**Exercise goal:** Find the lines of data that contain the string "Windows", then list them.

(Stored data entries)
.....
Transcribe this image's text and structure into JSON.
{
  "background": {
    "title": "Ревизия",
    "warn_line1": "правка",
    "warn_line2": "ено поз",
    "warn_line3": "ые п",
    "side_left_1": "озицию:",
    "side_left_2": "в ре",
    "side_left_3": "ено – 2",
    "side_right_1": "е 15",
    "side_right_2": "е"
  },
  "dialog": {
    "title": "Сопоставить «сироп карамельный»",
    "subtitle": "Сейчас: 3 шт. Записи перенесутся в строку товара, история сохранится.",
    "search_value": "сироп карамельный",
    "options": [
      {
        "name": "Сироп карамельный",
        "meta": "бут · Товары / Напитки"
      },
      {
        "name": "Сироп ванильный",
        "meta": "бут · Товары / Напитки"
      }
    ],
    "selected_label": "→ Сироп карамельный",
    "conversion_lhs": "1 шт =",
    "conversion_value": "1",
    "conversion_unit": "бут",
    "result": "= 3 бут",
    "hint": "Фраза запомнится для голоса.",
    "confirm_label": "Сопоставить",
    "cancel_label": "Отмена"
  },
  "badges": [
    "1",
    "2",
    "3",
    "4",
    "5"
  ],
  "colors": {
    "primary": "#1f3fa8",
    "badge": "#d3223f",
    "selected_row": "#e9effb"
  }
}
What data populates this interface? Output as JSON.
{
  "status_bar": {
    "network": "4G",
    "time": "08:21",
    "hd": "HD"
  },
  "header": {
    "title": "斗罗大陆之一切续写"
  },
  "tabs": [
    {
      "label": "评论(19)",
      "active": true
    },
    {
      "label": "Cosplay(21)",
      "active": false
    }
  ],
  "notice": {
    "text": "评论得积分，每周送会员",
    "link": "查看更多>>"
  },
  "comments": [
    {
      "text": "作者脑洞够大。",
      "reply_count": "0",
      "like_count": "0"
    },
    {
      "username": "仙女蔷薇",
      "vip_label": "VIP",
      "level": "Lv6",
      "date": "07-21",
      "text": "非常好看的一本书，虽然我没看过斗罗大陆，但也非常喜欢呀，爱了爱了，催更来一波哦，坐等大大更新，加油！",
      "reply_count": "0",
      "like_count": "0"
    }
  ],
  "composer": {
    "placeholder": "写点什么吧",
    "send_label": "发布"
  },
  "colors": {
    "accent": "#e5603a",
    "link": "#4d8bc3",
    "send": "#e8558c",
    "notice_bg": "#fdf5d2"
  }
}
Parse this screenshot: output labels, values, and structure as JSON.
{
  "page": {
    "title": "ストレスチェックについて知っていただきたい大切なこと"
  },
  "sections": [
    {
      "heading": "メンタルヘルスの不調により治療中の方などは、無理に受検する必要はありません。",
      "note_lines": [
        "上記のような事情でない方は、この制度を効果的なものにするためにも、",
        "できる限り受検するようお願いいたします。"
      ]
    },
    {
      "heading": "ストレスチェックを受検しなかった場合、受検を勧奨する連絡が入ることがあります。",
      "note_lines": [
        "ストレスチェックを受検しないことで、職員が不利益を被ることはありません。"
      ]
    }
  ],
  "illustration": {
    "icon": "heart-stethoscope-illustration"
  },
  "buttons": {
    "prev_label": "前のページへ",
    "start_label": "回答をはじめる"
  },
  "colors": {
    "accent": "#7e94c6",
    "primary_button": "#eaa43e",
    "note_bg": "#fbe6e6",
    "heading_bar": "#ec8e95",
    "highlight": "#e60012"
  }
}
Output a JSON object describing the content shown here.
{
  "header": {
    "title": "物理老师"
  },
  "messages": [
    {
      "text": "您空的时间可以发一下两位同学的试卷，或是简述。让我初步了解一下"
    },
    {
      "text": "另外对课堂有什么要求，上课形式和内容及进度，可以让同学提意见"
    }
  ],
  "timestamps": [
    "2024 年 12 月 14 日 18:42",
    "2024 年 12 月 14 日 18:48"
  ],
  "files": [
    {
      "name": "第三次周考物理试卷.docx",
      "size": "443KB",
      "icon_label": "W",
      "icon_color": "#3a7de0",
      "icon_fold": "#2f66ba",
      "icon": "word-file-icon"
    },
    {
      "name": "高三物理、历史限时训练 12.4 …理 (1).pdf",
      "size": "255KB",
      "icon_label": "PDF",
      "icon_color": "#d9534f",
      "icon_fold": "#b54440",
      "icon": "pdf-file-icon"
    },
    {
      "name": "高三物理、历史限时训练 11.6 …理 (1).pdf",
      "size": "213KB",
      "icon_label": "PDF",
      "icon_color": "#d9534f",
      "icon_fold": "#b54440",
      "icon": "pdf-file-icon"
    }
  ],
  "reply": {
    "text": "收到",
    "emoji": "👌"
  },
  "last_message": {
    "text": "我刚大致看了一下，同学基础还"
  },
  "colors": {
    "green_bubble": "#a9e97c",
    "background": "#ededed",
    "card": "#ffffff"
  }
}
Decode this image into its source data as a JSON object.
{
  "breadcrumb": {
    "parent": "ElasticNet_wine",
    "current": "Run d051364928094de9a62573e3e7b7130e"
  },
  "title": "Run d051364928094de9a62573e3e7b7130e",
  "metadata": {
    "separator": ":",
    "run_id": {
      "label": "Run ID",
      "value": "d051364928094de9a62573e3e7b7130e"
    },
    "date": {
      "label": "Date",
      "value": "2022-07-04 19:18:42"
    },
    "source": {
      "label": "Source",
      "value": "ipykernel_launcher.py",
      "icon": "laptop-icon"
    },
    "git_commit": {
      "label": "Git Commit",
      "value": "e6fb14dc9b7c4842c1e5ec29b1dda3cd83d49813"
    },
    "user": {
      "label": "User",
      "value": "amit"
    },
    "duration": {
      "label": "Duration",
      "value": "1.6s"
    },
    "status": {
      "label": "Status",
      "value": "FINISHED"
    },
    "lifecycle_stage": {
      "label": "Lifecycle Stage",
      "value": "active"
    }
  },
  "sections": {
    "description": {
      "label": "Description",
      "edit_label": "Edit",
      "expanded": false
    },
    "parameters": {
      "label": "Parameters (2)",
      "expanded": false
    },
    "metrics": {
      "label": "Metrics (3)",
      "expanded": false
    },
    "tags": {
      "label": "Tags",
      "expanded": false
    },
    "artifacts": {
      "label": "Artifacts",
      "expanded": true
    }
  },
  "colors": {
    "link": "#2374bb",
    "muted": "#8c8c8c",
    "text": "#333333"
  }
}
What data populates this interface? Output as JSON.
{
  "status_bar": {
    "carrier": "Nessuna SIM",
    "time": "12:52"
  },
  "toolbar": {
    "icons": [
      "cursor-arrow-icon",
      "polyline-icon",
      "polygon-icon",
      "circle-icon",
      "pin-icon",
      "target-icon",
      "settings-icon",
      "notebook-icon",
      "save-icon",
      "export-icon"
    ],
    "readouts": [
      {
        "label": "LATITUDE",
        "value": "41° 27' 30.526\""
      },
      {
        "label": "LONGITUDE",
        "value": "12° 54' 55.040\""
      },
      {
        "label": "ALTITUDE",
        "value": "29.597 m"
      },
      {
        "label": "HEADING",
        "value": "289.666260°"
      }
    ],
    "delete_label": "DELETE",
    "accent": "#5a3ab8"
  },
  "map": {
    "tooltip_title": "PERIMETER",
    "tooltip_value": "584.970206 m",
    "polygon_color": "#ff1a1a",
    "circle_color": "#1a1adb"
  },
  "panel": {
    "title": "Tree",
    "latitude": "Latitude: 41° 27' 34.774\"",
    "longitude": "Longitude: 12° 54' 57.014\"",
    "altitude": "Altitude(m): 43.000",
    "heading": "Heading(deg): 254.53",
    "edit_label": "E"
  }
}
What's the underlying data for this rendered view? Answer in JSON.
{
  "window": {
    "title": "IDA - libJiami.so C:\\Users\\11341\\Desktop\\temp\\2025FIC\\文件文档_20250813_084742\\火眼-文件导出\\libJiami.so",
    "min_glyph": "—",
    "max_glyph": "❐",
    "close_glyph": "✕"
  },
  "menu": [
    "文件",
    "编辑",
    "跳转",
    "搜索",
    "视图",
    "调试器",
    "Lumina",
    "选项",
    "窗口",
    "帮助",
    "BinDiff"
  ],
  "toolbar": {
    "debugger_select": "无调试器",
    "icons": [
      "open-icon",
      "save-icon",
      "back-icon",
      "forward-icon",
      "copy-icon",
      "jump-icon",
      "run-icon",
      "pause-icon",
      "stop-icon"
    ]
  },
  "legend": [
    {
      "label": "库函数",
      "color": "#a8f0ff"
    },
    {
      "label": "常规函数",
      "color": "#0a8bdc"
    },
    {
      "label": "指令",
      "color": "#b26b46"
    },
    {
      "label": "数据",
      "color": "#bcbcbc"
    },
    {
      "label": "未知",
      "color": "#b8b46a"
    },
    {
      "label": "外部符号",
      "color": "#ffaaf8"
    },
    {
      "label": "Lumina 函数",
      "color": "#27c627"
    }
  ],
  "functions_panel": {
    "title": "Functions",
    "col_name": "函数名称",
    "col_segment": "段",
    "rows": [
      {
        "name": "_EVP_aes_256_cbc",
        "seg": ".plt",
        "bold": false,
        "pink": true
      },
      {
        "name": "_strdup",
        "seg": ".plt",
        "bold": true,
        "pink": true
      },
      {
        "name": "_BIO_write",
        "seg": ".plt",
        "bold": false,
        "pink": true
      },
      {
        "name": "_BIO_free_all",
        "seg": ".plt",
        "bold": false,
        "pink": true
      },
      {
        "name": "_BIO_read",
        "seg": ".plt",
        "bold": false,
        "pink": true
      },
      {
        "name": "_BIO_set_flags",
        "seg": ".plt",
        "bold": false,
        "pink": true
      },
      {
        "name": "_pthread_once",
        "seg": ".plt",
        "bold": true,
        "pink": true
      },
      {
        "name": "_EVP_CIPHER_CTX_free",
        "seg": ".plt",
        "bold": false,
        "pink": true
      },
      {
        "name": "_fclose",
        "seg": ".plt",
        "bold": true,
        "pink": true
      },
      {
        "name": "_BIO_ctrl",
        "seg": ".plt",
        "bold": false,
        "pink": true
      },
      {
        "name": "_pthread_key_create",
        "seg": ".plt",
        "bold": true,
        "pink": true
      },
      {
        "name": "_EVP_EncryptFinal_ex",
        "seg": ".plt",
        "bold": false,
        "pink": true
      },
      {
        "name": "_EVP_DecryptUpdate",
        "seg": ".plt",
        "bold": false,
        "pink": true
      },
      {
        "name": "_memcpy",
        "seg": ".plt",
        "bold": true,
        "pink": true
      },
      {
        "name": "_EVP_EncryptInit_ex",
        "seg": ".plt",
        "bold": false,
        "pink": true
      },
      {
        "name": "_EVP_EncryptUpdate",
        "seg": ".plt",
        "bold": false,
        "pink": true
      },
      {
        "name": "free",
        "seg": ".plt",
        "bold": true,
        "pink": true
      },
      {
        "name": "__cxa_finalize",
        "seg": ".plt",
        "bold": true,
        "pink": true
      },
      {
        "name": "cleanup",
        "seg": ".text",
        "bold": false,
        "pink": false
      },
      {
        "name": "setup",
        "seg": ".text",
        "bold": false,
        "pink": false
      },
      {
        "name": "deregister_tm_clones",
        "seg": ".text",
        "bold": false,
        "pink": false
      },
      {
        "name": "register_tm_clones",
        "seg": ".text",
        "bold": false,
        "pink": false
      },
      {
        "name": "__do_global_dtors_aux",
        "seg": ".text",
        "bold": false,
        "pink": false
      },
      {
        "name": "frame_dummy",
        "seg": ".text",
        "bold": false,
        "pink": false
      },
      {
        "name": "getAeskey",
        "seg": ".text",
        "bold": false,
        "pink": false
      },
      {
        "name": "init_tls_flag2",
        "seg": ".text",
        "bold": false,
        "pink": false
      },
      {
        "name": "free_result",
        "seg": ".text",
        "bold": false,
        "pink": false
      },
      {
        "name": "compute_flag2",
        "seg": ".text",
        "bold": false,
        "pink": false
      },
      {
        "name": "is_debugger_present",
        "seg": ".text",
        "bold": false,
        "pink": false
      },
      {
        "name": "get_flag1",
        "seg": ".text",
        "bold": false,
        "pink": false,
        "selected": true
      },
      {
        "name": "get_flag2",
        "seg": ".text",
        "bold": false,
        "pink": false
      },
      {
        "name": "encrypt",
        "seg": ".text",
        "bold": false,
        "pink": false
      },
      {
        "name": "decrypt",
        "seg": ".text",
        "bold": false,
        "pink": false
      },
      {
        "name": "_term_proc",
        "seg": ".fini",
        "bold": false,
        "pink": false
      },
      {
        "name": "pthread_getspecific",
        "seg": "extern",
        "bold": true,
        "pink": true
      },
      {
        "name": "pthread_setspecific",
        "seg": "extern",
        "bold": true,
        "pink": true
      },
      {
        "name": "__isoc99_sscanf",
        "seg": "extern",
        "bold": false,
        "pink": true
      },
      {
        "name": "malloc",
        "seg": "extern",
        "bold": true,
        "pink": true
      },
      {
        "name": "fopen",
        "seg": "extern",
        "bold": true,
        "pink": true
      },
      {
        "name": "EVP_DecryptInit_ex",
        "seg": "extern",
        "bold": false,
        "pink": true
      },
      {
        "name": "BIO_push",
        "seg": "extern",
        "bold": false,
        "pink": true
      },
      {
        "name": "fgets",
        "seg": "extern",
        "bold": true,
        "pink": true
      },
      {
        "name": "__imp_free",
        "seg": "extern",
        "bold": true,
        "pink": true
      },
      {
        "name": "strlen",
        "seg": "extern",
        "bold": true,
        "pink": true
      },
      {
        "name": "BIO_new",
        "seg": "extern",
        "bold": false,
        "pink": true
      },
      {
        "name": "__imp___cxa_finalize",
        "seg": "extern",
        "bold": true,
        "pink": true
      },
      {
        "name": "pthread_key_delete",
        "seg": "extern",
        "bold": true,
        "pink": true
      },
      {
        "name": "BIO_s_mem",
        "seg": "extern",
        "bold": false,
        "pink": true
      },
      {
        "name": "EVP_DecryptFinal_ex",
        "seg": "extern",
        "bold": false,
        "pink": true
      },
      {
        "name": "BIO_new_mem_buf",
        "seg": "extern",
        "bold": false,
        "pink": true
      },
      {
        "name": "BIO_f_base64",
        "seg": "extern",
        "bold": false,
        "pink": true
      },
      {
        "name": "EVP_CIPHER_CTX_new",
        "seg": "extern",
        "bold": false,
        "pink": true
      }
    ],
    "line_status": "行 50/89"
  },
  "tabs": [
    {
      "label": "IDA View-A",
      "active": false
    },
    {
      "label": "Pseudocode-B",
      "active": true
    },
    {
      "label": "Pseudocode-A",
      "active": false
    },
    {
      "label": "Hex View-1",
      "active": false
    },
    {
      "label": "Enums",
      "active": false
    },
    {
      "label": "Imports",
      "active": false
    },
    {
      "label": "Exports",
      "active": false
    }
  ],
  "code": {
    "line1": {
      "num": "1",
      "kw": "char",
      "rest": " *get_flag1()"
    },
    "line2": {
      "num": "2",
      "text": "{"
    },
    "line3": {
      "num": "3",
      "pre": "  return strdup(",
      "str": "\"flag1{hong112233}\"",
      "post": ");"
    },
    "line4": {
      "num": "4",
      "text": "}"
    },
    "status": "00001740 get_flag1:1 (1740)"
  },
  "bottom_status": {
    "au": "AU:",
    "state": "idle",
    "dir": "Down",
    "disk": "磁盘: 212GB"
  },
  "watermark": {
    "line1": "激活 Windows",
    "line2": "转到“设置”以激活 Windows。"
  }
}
.....
**Written answer:**
    "line1": "激活 Windows",
    "line2": "转到“设置”以激活 Windows。"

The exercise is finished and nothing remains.